▶ Task goal
Find each line containing the word "name" and report how many there are. Add nothing else.
'''
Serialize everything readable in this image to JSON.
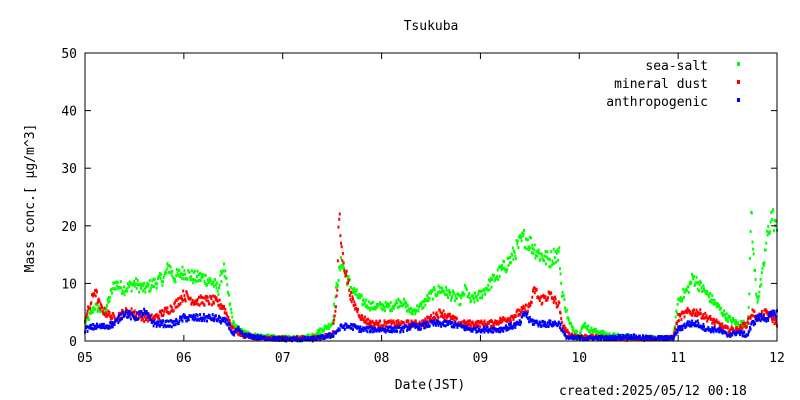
{
  "chart_data": {
    "type": "scatter",
    "title": "Tsukuba",
    "xlabel": "Date(JST)",
    "ylabel": "Mass conc.[ μg/m^3]",
    "x_ticks": [
      "05",
      "06",
      "07",
      "08",
      "09",
      "10",
      "11",
      "12"
    ],
    "xlim": [
      "05",
      "12"
    ],
    "ylim": [
      0,
      50
    ],
    "y_ticks": [
      0,
      10,
      20,
      30,
      40,
      50
    ],
    "legend_position": "top-right",
    "grid": false,
    "series": [
      {
        "name": "sea-salt",
        "color": "#00ff00",
        "points": [
          [
            5.0,
            3
          ],
          [
            5.1,
            6
          ],
          [
            5.2,
            5
          ],
          [
            5.3,
            10
          ],
          [
            5.4,
            9
          ],
          [
            5.5,
            10
          ],
          [
            5.6,
            9
          ],
          [
            5.7,
            10
          ],
          [
            5.8,
            11
          ],
          [
            5.85,
            13
          ],
          [
            5.9,
            11
          ],
          [
            6.0,
            12
          ],
          [
            6.1,
            11
          ],
          [
            6.2,
            11
          ],
          [
            6.3,
            10
          ],
          [
            6.35,
            9
          ],
          [
            6.4,
            13
          ],
          [
            6.45,
            8
          ],
          [
            6.5,
            3
          ],
          [
            6.55,
            2
          ],
          [
            6.6,
            1.5
          ],
          [
            6.7,
            1
          ],
          [
            6.8,
            0.8
          ],
          [
            7.0,
            0.5
          ],
          [
            7.2,
            0.5
          ],
          [
            7.3,
            1
          ],
          [
            7.4,
            2
          ],
          [
            7.5,
            3
          ],
          [
            7.55,
            10
          ],
          [
            7.6,
            14
          ],
          [
            7.65,
            11
          ],
          [
            7.7,
            9
          ],
          [
            7.8,
            7
          ],
          [
            7.9,
            6
          ],
          [
            8.0,
            6
          ],
          [
            8.1,
            6
          ],
          [
            8.2,
            7
          ],
          [
            8.3,
            5
          ],
          [
            8.4,
            6
          ],
          [
            8.5,
            8
          ],
          [
            8.6,
            9
          ],
          [
            8.7,
            8
          ],
          [
            8.8,
            7
          ],
          [
            8.85,
            9
          ],
          [
            8.9,
            7
          ],
          [
            9.0,
            8
          ],
          [
            9.1,
            10
          ],
          [
            9.2,
            12
          ],
          [
            9.3,
            14
          ],
          [
            9.4,
            17
          ],
          [
            9.45,
            18
          ],
          [
            9.5,
            17
          ],
          [
            9.6,
            15
          ],
          [
            9.7,
            14
          ],
          [
            9.75,
            15
          ],
          [
            9.8,
            15
          ],
          [
            9.82,
            9
          ],
          [
            9.9,
            3
          ],
          [
            10.0,
            1
          ],
          [
            10.05,
            3
          ],
          [
            10.1,
            2
          ],
          [
            10.3,
            1
          ],
          [
            10.6,
            0.5
          ],
          [
            10.95,
            0.5
          ],
          [
            11.0,
            7
          ],
          [
            11.1,
            9
          ],
          [
            11.15,
            11
          ],
          [
            11.2,
            10
          ],
          [
            11.3,
            8
          ],
          [
            11.4,
            6
          ],
          [
            11.5,
            4
          ],
          [
            11.6,
            3
          ],
          [
            11.7,
            3
          ],
          [
            11.72,
            8
          ],
          [
            11.74,
            24
          ],
          [
            11.76,
            15
          ],
          [
            11.8,
            7
          ],
          [
            11.85,
            11
          ],
          [
            11.9,
            18
          ],
          [
            11.95,
            22
          ],
          [
            12.0,
            19
          ]
        ]
      },
      {
        "name": "mineral dust",
        "color": "#ff0000",
        "points": [
          [
            5.0,
            4
          ],
          [
            5.05,
            6
          ],
          [
            5.1,
            9
          ],
          [
            5.15,
            6
          ],
          [
            5.2,
            5
          ],
          [
            5.3,
            4
          ],
          [
            5.4,
            5
          ],
          [
            5.5,
            5
          ],
          [
            5.6,
            4
          ],
          [
            5.7,
            4
          ],
          [
            5.8,
            5
          ],
          [
            5.9,
            6
          ],
          [
            6.0,
            8
          ],
          [
            6.1,
            7
          ],
          [
            6.2,
            7
          ],
          [
            6.3,
            7
          ],
          [
            6.4,
            6
          ],
          [
            6.45,
            4
          ],
          [
            6.5,
            2
          ],
          [
            6.6,
            1
          ],
          [
            6.8,
            0.5
          ],
          [
            7.0,
            0.4
          ],
          [
            7.3,
            0.5
          ],
          [
            7.5,
            1
          ],
          [
            7.55,
            8
          ],
          [
            7.57,
            22
          ],
          [
            7.6,
            15
          ],
          [
            7.7,
            7
          ],
          [
            7.8,
            4
          ],
          [
            7.9,
            3
          ],
          [
            8.0,
            3
          ],
          [
            8.1,
            3
          ],
          [
            8.2,
            3
          ],
          [
            8.3,
            3
          ],
          [
            8.4,
            3
          ],
          [
            8.5,
            4
          ],
          [
            8.6,
            5
          ],
          [
            8.7,
            4
          ],
          [
            8.8,
            3
          ],
          [
            8.9,
            3
          ],
          [
            9.0,
            3
          ],
          [
            9.1,
            3
          ],
          [
            9.2,
            3.5
          ],
          [
            9.3,
            4
          ],
          [
            9.4,
            5
          ],
          [
            9.5,
            6
          ],
          [
            9.55,
            9
          ],
          [
            9.6,
            7
          ],
          [
            9.7,
            8
          ],
          [
            9.8,
            6
          ],
          [
            9.82,
            3
          ],
          [
            9.9,
            1
          ],
          [
            10.0,
            0.8
          ],
          [
            10.3,
            0.5
          ],
          [
            10.6,
            0.4
          ],
          [
            10.95,
            0.5
          ],
          [
            11.0,
            4
          ],
          [
            11.1,
            5
          ],
          [
            11.2,
            5
          ],
          [
            11.3,
            4
          ],
          [
            11.4,
            3
          ],
          [
            11.5,
            2
          ],
          [
            11.6,
            2
          ],
          [
            11.7,
            3
          ],
          [
            11.75,
            5
          ],
          [
            11.8,
            4
          ],
          [
            11.9,
            5
          ],
          [
            12.0,
            3
          ]
        ]
      },
      {
        "name": "anthropogenic",
        "color": "#0000ff",
        "points": [
          [
            5.0,
            2
          ],
          [
            5.1,
            2.5
          ],
          [
            5.2,
            2.5
          ],
          [
            5.3,
            3
          ],
          [
            5.4,
            5
          ],
          [
            5.5,
            4
          ],
          [
            5.6,
            5
          ],
          [
            5.7,
            3
          ],
          [
            5.8,
            3
          ],
          [
            5.9,
            3
          ],
          [
            6.0,
            4
          ],
          [
            6.1,
            4
          ],
          [
            6.2,
            4
          ],
          [
            6.3,
            4
          ],
          [
            6.4,
            3.5
          ],
          [
            6.45,
            3
          ],
          [
            6.5,
            1
          ],
          [
            6.55,
            2
          ],
          [
            6.6,
            1
          ],
          [
            6.8,
            0.5
          ],
          [
            7.0,
            0.3
          ],
          [
            7.3,
            0.3
          ],
          [
            7.5,
            1
          ],
          [
            7.6,
            2.5
          ],
          [
            7.7,
            2.5
          ],
          [
            7.8,
            2
          ],
          [
            7.9,
            2
          ],
          [
            8.0,
            2
          ],
          [
            8.1,
            2
          ],
          [
            8.2,
            2
          ],
          [
            8.3,
            2.5
          ],
          [
            8.4,
            2.5
          ],
          [
            8.5,
            3
          ],
          [
            8.6,
            3
          ],
          [
            8.7,
            3
          ],
          [
            8.8,
            2.5
          ],
          [
            8.9,
            2
          ],
          [
            9.0,
            2
          ],
          [
            9.1,
            2
          ],
          [
            9.2,
            2
          ],
          [
            9.3,
            2.5
          ],
          [
            9.4,
            3
          ],
          [
            9.45,
            5
          ],
          [
            9.5,
            3.5
          ],
          [
            9.6,
            3
          ],
          [
            9.7,
            3
          ],
          [
            9.8,
            3
          ],
          [
            9.85,
            1
          ],
          [
            9.9,
            0.5
          ],
          [
            10.0,
            0.5
          ],
          [
            10.3,
            0.5
          ],
          [
            10.5,
            0.8
          ],
          [
            10.7,
            0.5
          ],
          [
            10.95,
            0.5
          ],
          [
            11.0,
            2
          ],
          [
            11.1,
            3
          ],
          [
            11.2,
            3
          ],
          [
            11.3,
            2
          ],
          [
            11.4,
            2
          ],
          [
            11.5,
            1
          ],
          [
            11.6,
            1.5
          ],
          [
            11.7,
            1
          ],
          [
            11.75,
            3
          ],
          [
            11.8,
            4
          ],
          [
            11.9,
            4
          ],
          [
            12.0,
            5
          ]
        ]
      }
    ]
  },
  "footer": {
    "created": "created:2025/05/12 00:18"
  }
}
'''
▶ The output
3